▶ **Set task**:
Reproduce the listing below character for character; drop every image.

▶ **Records for the exercise**:
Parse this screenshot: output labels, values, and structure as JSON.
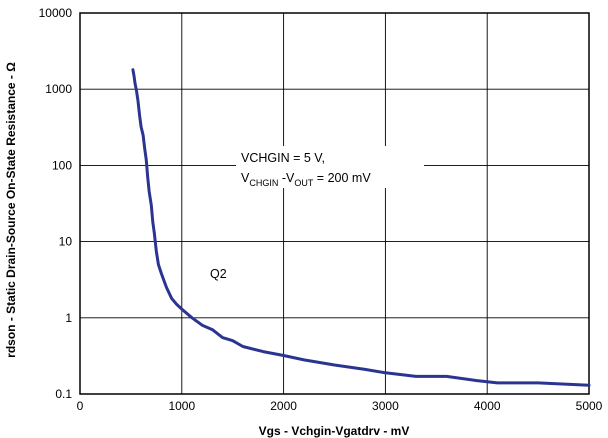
{
  "chart_data": {
    "type": "line",
    "xlabel": "Vgs - Vchgin-Vgatdrv - mV",
    "ylabel": "rdson - Static Drain-Source On-State Resistance - Ω",
    "xlim": [
      0,
      5000
    ],
    "ylim": [
      0.1,
      10000
    ],
    "yscale": "log",
    "grid": true,
    "x_ticks": [
      "0",
      "1000",
      "2000",
      "3000",
      "4000",
      "5000"
    ],
    "y_ticks": [
      "0.1",
      "1",
      "10",
      "100",
      "1000",
      "10000"
    ],
    "annotations": {
      "condition_line1": "VCHGIN = 5 V,",
      "condition_line2": {
        "v1": "V",
        "v1_sub": "CHGIN",
        "mid": " -V",
        "v2_sub": "OUT",
        "tail": " = 200 mV"
      },
      "series_label": "Q2"
    },
    "series": [
      {
        "name": "Q2",
        "color": "#2b3591",
        "points": [
          [
            520,
            1800
          ],
          [
            530,
            1500
          ],
          [
            540,
            1200
          ],
          [
            555,
            950
          ],
          [
            570,
            700
          ],
          [
            585,
            450
          ],
          [
            600,
            320
          ],
          [
            620,
            250
          ],
          [
            635,
            170
          ],
          [
            650,
            120
          ],
          [
            665,
            70
          ],
          [
            680,
            45
          ],
          [
            700,
            30
          ],
          [
            715,
            18
          ],
          [
            730,
            13
          ],
          [
            750,
            7.5
          ],
          [
            770,
            5
          ],
          [
            800,
            3.8
          ],
          [
            850,
            2.5
          ],
          [
            900,
            1.8
          ],
          [
            950,
            1.5
          ],
          [
            1000,
            1.3
          ],
          [
            1100,
            1.0
          ],
          [
            1200,
            0.8
          ],
          [
            1300,
            0.7
          ],
          [
            1400,
            0.55
          ],
          [
            1500,
            0.5
          ],
          [
            1600,
            0.42
          ],
          [
            1800,
            0.36
          ],
          [
            2000,
            0.32
          ],
          [
            2200,
            0.28
          ],
          [
            2500,
            0.24
          ],
          [
            2800,
            0.21
          ],
          [
            3000,
            0.19
          ],
          [
            3300,
            0.17
          ],
          [
            3600,
            0.17
          ],
          [
            3900,
            0.15
          ],
          [
            4100,
            0.14
          ],
          [
            4500,
            0.14
          ],
          [
            5000,
            0.13
          ]
        ]
      }
    ]
  }
}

▶ **Solution for this task**:
Parse this screenshot: output labels, values, and structure as JSON.
{
  "chart_data": {
    "type": "line",
    "xlabel": "Vgs - Vchgin-Vgatdrv - mV",
    "ylabel": "rdson - Static Drain-Source On-State Resistance - Ω",
    "xlim": [
      0,
      5000
    ],
    "ylim": [
      0.1,
      10000
    ],
    "yscale": "log",
    "grid": true,
    "x_ticks": [
      "0",
      "1000",
      "2000",
      "3000",
      "4000",
      "5000"
    ],
    "y_ticks": [
      "0.1",
      "1",
      "10",
      "100",
      "1000",
      "10000"
    ],
    "annotations": {
      "condition_line1": "VCHGIN = 5 V,",
      "condition_line2": {
        "v1": "V",
        "v1_sub": "CHGIN",
        "mid": " -V",
        "v2_sub": "OUT",
        "tail": " = 200 mV"
      },
      "series_label": "Q2"
    },
    "series": [
      {
        "name": "Q2",
        "color": "#2b3591",
        "points": [
          [
            520,
            1800
          ],
          [
            530,
            1500
          ],
          [
            540,
            1200
          ],
          [
            555,
            950
          ],
          [
            570,
            700
          ],
          [
            585,
            450
          ],
          [
            600,
            320
          ],
          [
            620,
            250
          ],
          [
            635,
            170
          ],
          [
            650,
            120
          ],
          [
            665,
            70
          ],
          [
            680,
            45
          ],
          [
            700,
            30
          ],
          [
            715,
            18
          ],
          [
            730,
            13
          ],
          [
            750,
            7.5
          ],
          [
            770,
            5
          ],
          [
            800,
            3.8
          ],
          [
            850,
            2.5
          ],
          [
            900,
            1.8
          ],
          [
            950,
            1.5
          ],
          [
            1000,
            1.3
          ],
          [
            1100,
            1.0
          ],
          [
            1200,
            0.8
          ],
          [
            1300,
            0.7
          ],
          [
            1400,
            0.55
          ],
          [
            1500,
            0.5
          ],
          [
            1600,
            0.42
          ],
          [
            1800,
            0.36
          ],
          [
            2000,
            0.32
          ],
          [
            2200,
            0.28
          ],
          [
            2500,
            0.24
          ],
          [
            2800,
            0.21
          ],
          [
            3000,
            0.19
          ],
          [
            3300,
            0.17
          ],
          [
            3600,
            0.17
          ],
          [
            3900,
            0.15
          ],
          [
            4100,
            0.14
          ],
          [
            4500,
            0.14
          ],
          [
            5000,
            0.13
          ]
        ]
      }
    ]
  }
}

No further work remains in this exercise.